**WHAT IS NEEDED**
Return every record below exactly as written.
*** INFORMATION GIVEN
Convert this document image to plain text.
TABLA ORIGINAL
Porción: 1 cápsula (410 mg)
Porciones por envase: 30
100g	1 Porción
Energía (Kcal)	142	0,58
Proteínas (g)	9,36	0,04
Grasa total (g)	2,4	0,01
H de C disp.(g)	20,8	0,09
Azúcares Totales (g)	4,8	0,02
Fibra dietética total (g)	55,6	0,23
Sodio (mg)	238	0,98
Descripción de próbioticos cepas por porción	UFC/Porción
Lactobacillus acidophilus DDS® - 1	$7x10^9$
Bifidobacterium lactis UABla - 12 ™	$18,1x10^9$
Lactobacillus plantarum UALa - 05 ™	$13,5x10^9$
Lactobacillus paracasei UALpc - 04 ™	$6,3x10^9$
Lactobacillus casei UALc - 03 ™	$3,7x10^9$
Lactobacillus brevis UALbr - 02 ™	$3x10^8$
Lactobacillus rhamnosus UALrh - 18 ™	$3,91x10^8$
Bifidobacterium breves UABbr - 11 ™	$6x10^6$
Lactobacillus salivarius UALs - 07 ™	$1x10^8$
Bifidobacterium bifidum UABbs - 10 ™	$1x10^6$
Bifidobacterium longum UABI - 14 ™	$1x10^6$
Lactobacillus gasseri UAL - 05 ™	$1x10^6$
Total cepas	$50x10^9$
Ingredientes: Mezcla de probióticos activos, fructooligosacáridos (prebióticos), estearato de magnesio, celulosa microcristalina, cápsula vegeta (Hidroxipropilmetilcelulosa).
******
**ANSWER TO THIS PROBLEM**
Convert this document image to plain text.
TABLA ORIGINAL
Porción: 1 cápsula (410 mg)
Porciones por envase: 30
100g	1 Porción
Energía (Kcal)	142	0,58
Proteínas (g)	9,36	0,04
Grasa total (g)	2,4	0,01
H de C disp.(g)	20,8	0,09
Azúcares Totales (g)	4,8	0,02
Fibra dietética total (g)	55,6	0,23
Sodio (mg)	238	0,98
Descripción de próbioticos cepas por porción	UFC/Porción
Lactobacillus acidophilus DDS® - 1	$7x10^9$
Bifidobacterium lactis UABla - 12 ™	$18,1x10^9$
Lactobacillus plantarum UALa - 05 ™	$13,5x10^9$
Lactobacillus paracasei UALpc - 04 ™	$6,3x10^9$
Lactobacillus casei UALc - 03 ™	$3,7x10^9$
Lactobacillus brevis UALbr - 02 ™	$3x10^8$
Lactobacillus rhamnosus UALrh - 18 ™	$3,91x10^8$
Bifidobacterium breves UABbr - 11 ™	$6x10^6$
Lactobacillus salivarius UALs - 07 ™	$1x10^8$
Bifidobacterium bifidum UABbs - 10 ™	$1x10^6$
Bifidobacterium longum UABI - 14 ™	$1x10^6$
Lactobacillus gasseri UAL - 05 ™	$1x10^6$
Total cepas	$50x10^9$
Ingredientes: Mezcla de probióticos activos, fructooligosacáridos (prebióticos), estearato de magnesio, celulosa microcristalina, cápsula vegeta (Hidroxipropilmetilcelulosa).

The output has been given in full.